ENTRIES SUPPLIED
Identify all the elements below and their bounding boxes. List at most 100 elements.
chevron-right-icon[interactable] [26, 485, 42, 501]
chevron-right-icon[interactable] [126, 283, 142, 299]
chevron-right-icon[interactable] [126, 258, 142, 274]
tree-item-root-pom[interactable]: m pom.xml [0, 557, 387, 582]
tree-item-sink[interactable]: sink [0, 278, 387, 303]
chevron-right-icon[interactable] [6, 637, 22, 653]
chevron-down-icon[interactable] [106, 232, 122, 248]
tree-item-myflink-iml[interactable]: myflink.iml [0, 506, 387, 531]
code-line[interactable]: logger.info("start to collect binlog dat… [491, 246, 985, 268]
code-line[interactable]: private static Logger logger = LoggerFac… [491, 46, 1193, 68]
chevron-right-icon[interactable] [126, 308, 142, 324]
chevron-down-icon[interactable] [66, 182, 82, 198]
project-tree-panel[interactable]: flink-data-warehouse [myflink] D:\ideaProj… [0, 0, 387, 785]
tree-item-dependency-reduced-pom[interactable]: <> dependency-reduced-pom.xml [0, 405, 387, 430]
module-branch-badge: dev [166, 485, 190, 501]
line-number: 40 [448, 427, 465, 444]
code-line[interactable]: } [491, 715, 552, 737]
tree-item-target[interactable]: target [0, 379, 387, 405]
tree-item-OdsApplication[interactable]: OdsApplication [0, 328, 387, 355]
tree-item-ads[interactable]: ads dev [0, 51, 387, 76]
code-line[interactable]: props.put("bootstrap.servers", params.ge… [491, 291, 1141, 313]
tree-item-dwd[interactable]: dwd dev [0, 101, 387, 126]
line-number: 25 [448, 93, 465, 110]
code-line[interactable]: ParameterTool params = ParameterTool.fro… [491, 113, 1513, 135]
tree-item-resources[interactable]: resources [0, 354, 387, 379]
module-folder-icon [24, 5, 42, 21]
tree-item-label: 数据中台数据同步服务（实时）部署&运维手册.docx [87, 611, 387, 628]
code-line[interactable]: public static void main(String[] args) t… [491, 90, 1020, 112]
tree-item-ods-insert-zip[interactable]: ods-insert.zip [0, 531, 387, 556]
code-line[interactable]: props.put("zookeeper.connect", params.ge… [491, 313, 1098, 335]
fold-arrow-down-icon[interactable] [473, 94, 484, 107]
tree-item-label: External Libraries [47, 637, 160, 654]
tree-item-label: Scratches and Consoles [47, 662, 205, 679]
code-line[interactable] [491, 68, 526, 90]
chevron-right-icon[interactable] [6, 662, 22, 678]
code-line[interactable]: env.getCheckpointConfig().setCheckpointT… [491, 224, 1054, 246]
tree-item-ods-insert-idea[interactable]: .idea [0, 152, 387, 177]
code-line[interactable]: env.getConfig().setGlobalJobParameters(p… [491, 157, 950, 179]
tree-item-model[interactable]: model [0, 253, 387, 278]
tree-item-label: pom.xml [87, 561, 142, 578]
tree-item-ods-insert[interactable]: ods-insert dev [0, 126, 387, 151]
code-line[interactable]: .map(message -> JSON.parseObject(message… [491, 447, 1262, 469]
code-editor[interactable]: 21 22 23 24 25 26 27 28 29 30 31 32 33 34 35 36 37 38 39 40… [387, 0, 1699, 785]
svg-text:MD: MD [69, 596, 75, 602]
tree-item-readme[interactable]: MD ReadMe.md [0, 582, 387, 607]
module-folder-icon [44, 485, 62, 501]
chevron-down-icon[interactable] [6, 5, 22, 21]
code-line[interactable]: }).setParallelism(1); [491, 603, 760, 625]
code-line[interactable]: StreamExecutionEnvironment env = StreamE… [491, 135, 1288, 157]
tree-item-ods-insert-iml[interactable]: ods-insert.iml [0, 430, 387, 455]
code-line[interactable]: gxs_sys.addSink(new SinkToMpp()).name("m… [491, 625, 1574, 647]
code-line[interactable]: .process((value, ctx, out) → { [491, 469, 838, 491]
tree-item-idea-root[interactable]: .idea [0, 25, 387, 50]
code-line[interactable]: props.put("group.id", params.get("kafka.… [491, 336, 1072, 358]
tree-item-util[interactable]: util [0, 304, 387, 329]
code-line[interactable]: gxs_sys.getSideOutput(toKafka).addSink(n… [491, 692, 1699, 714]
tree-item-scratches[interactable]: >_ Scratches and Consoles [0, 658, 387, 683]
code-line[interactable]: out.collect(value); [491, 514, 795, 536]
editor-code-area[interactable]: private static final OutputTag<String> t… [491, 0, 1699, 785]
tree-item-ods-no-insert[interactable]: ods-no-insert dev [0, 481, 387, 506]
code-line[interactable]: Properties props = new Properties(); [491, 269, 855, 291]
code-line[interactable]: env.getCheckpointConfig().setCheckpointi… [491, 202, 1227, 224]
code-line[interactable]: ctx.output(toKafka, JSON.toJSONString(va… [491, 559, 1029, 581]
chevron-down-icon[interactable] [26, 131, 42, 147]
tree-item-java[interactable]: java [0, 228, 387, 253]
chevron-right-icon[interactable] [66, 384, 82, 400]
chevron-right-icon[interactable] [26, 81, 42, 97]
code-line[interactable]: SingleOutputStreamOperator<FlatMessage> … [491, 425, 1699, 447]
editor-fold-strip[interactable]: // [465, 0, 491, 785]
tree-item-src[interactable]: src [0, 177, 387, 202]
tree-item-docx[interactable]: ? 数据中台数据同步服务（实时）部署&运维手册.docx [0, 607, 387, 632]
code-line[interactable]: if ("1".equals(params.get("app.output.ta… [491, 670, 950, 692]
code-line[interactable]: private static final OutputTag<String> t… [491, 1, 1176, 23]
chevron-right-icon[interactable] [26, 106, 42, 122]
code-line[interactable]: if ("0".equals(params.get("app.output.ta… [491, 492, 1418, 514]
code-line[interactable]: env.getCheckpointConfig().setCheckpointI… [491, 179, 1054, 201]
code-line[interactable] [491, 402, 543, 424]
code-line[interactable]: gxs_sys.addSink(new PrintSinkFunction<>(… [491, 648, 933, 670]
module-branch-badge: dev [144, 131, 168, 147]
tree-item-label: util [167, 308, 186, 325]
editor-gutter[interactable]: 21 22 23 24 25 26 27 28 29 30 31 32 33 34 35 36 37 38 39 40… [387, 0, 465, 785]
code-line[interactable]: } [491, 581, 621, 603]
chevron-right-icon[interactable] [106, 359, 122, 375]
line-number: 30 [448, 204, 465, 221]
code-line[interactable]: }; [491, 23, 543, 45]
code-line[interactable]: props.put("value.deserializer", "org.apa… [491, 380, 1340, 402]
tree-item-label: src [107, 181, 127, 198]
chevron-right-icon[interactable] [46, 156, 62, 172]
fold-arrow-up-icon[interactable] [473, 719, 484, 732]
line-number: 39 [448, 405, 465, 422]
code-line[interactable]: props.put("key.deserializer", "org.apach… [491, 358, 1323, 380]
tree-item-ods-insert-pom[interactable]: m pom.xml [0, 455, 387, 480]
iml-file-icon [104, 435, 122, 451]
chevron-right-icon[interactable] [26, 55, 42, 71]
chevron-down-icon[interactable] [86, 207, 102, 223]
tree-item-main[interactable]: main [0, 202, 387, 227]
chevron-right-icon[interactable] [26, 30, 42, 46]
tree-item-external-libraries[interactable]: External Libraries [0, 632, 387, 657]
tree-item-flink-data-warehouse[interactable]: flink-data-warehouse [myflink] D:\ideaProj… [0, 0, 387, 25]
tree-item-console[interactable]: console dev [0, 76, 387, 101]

AIM
Please pull out each row above that contains the string "数据中台数据同步服务" and copy those rows in full.

WRITTEN REPLY
tree-item-label: 数据中台数据同步服务（实时）部署&运维手册.docx [87, 611, 387, 628]
tree-item-docx[interactable]: ? 数据中台数据同步服务（实时）部署&运维手册.docx [0, 607, 387, 632]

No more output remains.